Extracted records
=== Section Start ===

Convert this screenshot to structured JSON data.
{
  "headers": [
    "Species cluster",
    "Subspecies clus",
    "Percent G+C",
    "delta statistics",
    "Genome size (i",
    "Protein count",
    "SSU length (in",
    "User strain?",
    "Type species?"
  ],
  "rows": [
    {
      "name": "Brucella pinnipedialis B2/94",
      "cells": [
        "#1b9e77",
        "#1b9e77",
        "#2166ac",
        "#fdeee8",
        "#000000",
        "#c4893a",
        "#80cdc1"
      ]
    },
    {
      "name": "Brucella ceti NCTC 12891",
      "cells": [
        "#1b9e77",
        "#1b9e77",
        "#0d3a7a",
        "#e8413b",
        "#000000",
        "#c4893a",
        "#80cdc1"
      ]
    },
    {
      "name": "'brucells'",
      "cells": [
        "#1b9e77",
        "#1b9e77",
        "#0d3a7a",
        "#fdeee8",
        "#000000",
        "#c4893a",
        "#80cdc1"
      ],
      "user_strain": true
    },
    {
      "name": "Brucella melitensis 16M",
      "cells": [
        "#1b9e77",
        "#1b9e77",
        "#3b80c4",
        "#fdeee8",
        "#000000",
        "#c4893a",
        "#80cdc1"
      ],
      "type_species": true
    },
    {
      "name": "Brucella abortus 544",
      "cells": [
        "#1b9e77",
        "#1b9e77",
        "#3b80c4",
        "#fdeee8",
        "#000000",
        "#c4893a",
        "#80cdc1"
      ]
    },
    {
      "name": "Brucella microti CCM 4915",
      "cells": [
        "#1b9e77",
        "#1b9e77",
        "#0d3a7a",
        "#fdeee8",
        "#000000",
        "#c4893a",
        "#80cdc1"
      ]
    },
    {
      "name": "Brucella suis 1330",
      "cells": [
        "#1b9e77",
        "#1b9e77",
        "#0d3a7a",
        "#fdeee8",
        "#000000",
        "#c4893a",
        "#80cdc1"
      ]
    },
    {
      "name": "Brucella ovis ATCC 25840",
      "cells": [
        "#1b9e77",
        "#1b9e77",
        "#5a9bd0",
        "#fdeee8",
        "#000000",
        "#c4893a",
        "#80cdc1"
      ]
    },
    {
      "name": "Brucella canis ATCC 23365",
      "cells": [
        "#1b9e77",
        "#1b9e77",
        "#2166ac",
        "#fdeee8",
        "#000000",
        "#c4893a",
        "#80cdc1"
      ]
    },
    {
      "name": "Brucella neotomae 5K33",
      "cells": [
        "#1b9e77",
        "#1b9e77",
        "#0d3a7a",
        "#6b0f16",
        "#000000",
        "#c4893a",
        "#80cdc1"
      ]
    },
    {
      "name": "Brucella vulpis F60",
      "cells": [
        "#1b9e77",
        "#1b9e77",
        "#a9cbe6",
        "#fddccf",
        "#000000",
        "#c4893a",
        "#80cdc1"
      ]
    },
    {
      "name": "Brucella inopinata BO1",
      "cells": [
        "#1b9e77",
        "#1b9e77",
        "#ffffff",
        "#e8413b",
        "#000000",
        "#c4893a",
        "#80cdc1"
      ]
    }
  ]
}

=== Section End ===

=== REQUIREMENT ===
Give back each record exactly, from the first line through the last.

=== COMPLETED TASK ===
Convert this screenshot to structured JSON data.
{
  "headers": [
    "Species cluster",
    "Subspecies clus",
    "Percent G+C",
    "delta statistics",
    "Genome size (i",
    "Protein count",
    "SSU length (in",
    "User strain?",
    "Type species?"
  ],
  "rows": [
    {
      "name": "Brucella pinnipedialis B2/94",
      "cells": [
        "#1b9e77",
        "#1b9e77",
        "#2166ac",
        "#fdeee8",
        "#000000",
        "#c4893a",
        "#80cdc1"
      ]
    },
    {
      "name": "Brucella ceti NCTC 12891",
      "cells": [
        "#1b9e77",
        "#1b9e77",
        "#0d3a7a",
        "#e8413b",
        "#000000",
        "#c4893a",
        "#80cdc1"
      ]
    },
    {
      "name": "'brucells'",
      "cells": [
        "#1b9e77",
        "#1b9e77",
        "#0d3a7a",
        "#fdeee8",
        "#000000",
        "#c4893a",
        "#80cdc1"
      ],
      "user_strain": true
    },
    {
      "name": "Brucella melitensis 16M",
      "cells": [
        "#1b9e77",
        "#1b9e77",
        "#3b80c4",
        "#fdeee8",
        "#000000",
        "#c4893a",
        "#80cdc1"
      ],
      "type_species": true
    },
    {
      "name": "Brucella abortus 544",
      "cells": [
        "#1b9e77",
        "#1b9e77",
        "#3b80c4",
        "#fdeee8",
        "#000000",
        "#c4893a",
        "#80cdc1"
      ]
    },
    {
      "name": "Brucella microti CCM 4915",
      "cells": [
        "#1b9e77",
        "#1b9e77",
        "#0d3a7a",
        "#fdeee8",
        "#000000",
        "#c4893a",
        "#80cdc1"
      ]
    },
    {
      "name": "Brucella suis 1330",
      "cells": [
        "#1b9e77",
        "#1b9e77",
        "#0d3a7a",
        "#fdeee8",
        "#000000",
        "#c4893a",
        "#80cdc1"
      ]
    },
    {
      "name": "Brucella ovis ATCC 25840",
      "cells": [
        "#1b9e77",
        "#1b9e77",
        "#5a9bd0",
        "#fdeee8",
        "#000000",
        "#c4893a",
        "#80cdc1"
      ]
    },
    {
      "name": "Brucella canis ATCC 23365",
      "cells": [
        "#1b9e77",
        "#1b9e77",
        "#2166ac",
        "#fdeee8",
        "#000000",
        "#c4893a",
        "#80cdc1"
      ]
    },
    {
      "name": "Brucella neotomae 5K33",
      "cells": [
        "#1b9e77",
        "#1b9e77",
        "#0d3a7a",
        "#6b0f16",
        "#000000",
        "#c4893a",
        "#80cdc1"
      ]
    },
    {
      "name": "Brucella vulpis F60",
      "cells": [
        "#1b9e77",
        "#1b9e77",
        "#a9cbe6",
        "#fddccf",
        "#000000",
        "#c4893a",
        "#80cdc1"
      ]
    },
    {
      "name": "Brucella inopinata BO1",
      "cells": [
        "#1b9e77",
        "#1b9e77",
        "#ffffff",
        "#e8413b",
        "#000000",
        "#c4893a",
        "#80cdc1"
      ]
    }
  ]
}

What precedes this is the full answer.